#### SHORT TASK:
Give the number of lines holding the string "YYYY", and nothing else.

[Start STORED RECORDS]

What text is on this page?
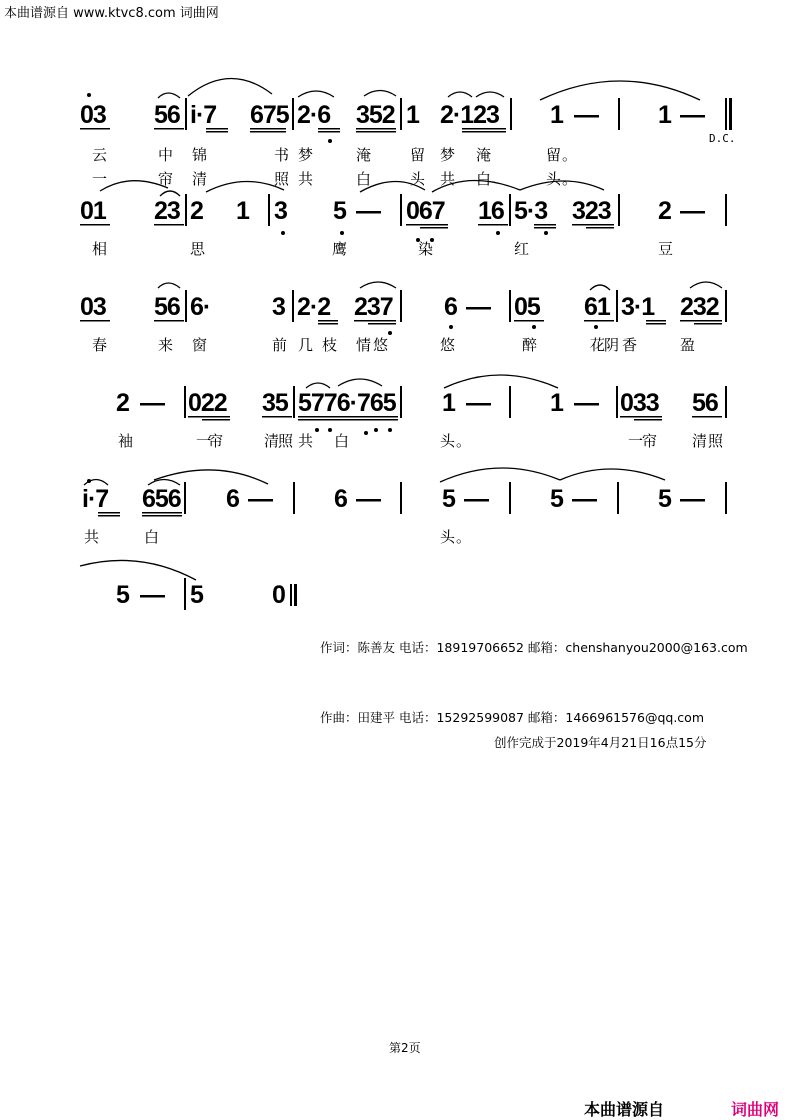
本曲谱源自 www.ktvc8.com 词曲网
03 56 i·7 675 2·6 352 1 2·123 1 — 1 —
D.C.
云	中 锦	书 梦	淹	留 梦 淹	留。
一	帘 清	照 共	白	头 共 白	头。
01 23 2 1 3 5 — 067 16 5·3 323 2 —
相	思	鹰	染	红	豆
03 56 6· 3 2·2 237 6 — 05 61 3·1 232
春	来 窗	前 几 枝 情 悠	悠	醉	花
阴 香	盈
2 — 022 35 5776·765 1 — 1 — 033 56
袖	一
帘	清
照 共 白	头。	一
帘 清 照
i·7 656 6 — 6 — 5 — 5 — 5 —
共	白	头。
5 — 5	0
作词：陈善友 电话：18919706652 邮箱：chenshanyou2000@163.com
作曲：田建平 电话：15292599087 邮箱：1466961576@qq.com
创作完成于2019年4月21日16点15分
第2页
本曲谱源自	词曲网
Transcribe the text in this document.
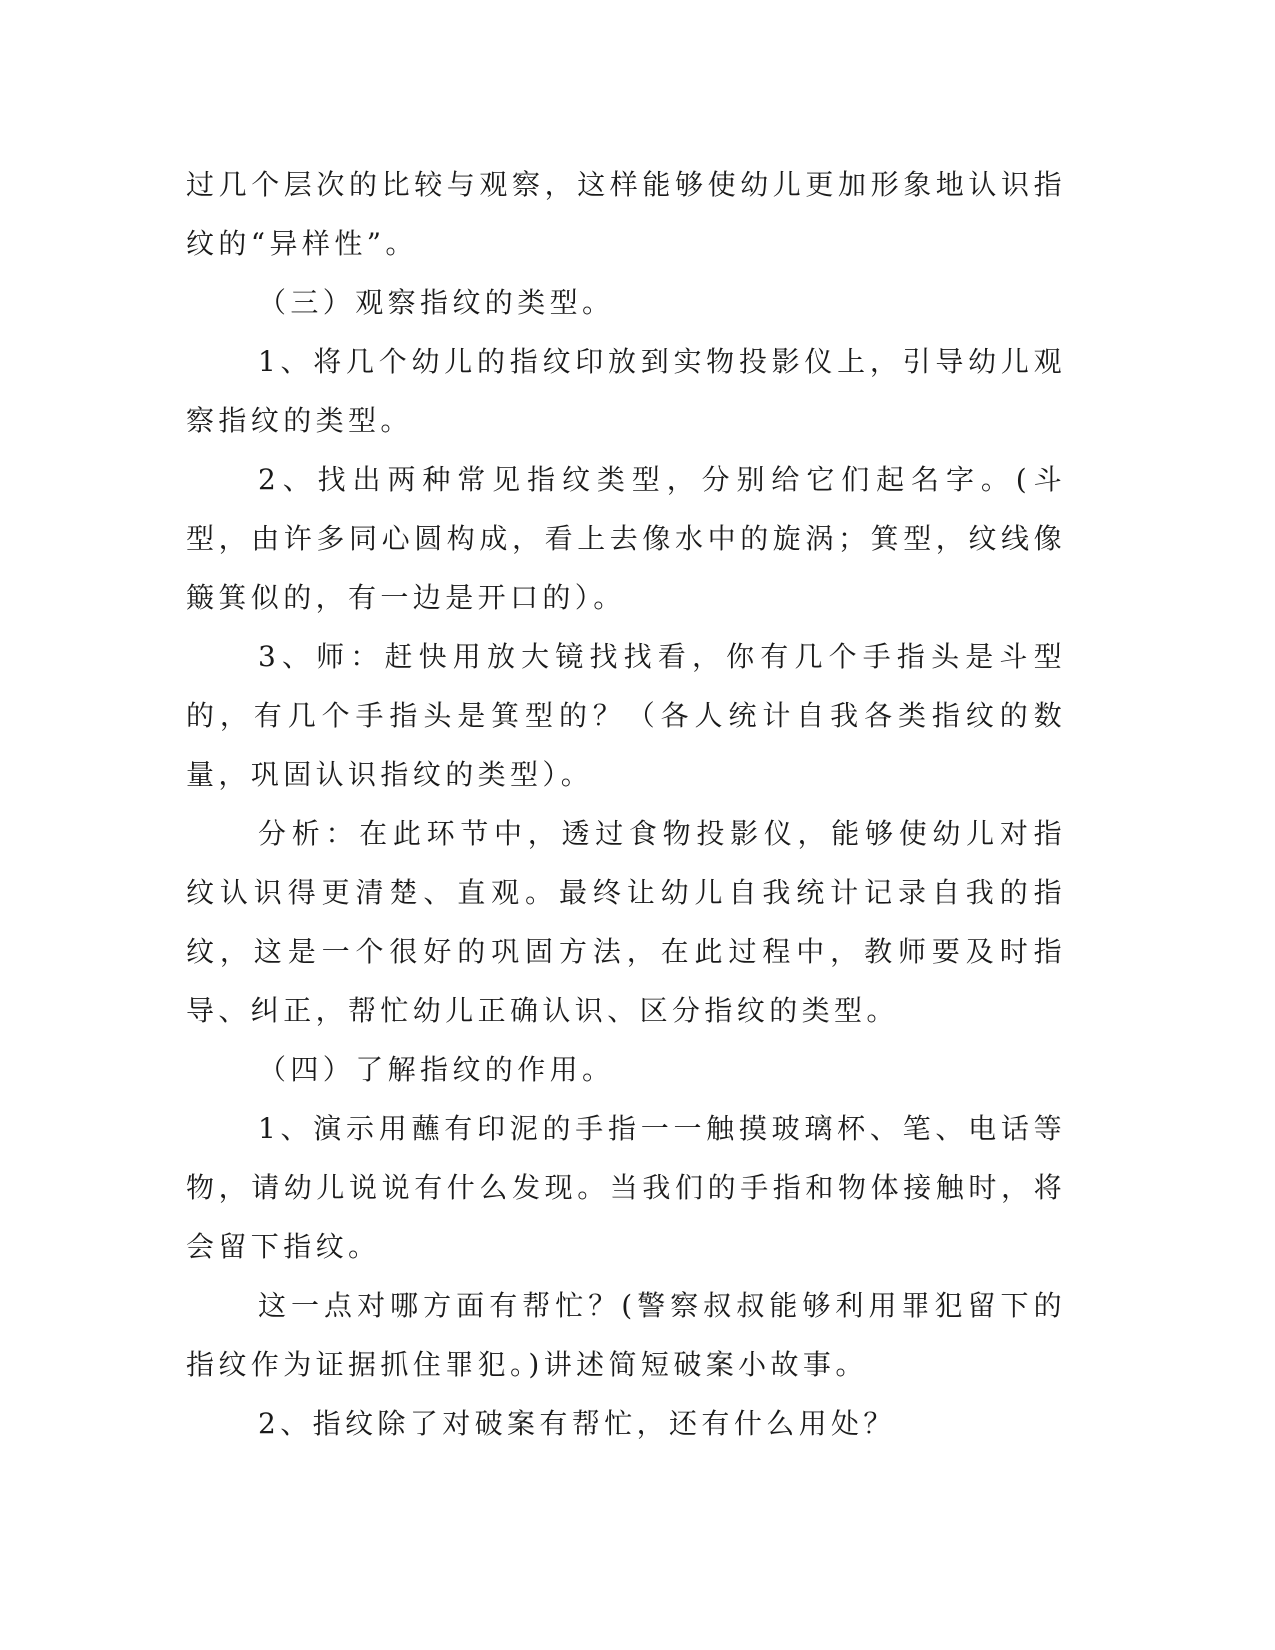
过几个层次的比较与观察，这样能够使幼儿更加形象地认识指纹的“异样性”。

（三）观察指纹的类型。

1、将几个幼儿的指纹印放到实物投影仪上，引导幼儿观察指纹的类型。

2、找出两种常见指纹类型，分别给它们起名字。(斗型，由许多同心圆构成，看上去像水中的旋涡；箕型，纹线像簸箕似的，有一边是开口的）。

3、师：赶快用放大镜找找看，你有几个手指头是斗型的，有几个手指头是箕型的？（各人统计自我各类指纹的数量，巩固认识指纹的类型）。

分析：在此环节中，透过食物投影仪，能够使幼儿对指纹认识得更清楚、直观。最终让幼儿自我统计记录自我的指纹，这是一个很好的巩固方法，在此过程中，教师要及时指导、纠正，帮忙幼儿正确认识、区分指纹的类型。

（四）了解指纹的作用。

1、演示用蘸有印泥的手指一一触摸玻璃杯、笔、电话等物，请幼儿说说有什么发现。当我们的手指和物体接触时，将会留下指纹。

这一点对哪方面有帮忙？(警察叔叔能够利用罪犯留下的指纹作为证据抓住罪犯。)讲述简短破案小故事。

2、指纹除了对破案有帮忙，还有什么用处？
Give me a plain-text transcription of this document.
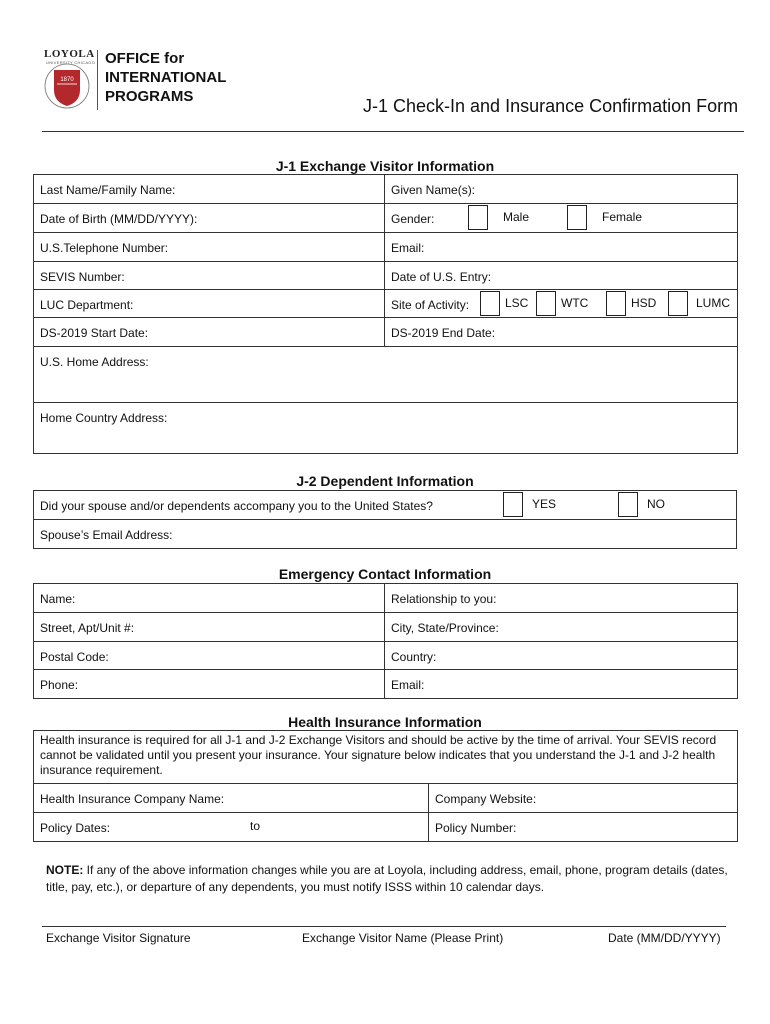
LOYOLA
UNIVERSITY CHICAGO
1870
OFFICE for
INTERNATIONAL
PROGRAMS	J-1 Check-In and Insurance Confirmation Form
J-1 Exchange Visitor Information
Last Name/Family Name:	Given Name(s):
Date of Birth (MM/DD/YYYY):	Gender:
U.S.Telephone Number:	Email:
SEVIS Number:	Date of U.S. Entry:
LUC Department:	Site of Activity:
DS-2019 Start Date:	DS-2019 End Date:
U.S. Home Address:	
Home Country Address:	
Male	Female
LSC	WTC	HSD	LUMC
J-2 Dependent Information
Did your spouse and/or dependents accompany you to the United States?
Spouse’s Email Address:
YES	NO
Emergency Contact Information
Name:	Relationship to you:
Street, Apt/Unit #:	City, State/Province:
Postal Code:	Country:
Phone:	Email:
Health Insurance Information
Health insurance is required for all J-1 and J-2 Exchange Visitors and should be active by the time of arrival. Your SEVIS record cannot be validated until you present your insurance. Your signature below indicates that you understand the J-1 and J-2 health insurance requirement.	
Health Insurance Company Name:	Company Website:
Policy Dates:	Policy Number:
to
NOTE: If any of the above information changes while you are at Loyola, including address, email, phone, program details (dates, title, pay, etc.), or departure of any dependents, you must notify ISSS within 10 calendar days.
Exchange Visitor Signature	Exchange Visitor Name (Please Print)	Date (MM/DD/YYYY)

[End STORED RECORDS]

#### COMPLETE RESPONSE:
2